Rows from a figure dataset:
----------------------------------------

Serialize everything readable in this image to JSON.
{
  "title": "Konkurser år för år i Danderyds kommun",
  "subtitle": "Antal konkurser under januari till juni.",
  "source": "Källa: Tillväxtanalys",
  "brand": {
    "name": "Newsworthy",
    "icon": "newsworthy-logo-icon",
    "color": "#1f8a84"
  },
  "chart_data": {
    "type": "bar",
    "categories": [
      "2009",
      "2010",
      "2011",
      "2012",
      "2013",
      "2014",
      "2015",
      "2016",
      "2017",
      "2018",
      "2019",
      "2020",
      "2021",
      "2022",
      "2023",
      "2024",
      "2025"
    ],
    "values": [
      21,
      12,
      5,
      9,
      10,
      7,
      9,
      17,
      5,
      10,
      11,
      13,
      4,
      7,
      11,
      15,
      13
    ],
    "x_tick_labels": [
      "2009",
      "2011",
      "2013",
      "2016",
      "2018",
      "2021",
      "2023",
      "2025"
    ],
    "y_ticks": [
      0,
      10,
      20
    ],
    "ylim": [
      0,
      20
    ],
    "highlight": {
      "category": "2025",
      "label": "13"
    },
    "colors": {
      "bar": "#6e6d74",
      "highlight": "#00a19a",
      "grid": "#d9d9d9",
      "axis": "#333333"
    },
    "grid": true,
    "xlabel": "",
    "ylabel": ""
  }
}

----------------------------------------

### Given request
Copy every line of the records word for word.

### Correct result
Serialize everything readable in this image to JSON.
{
  "title": "Konkurser år för år i Danderyds kommun",
  "subtitle": "Antal konkurser under januari till juni.",
  "source": "Källa: Tillväxtanalys",
  "brand": {
    "name": "Newsworthy",
    "icon": "newsworthy-logo-icon",
    "color": "#1f8a84"
  },
  "chart_data": {
    "type": "bar",
    "categories": [
      "2009",
      "2010",
      "2011",
      "2012",
      "2013",
      "2014",
      "2015",
      "2016",
      "2017",
      "2018",
      "2019",
      "2020",
      "2021",
      "2022",
      "2023",
      "2024",
      "2025"
    ],
    "values": [
      21,
      12,
      5,
      9,
      10,
      7,
      9,
      17,
      5,
      10,
      11,
      13,
      4,
      7,
      11,
      15,
      13
    ],
    "x_tick_labels": [
      "2009",
      "2011",
      "2013",
      "2016",
      "2018",
      "2021",
      "2023",
      "2025"
    ],
    "y_ticks": [
      0,
      10,
      20
    ],
    "ylim": [
      0,
      20
    ],
    "highlight": {
      "category": "2025",
      "label": "13"
    },
    "colors": {
      "bar": "#6e6d74",
      "highlight": "#00a19a",
      "grid": "#d9d9d9",
      "axis": "#333333"
    },
    "grid": true,
    "xlabel": "",
    "ylabel": ""
  }
}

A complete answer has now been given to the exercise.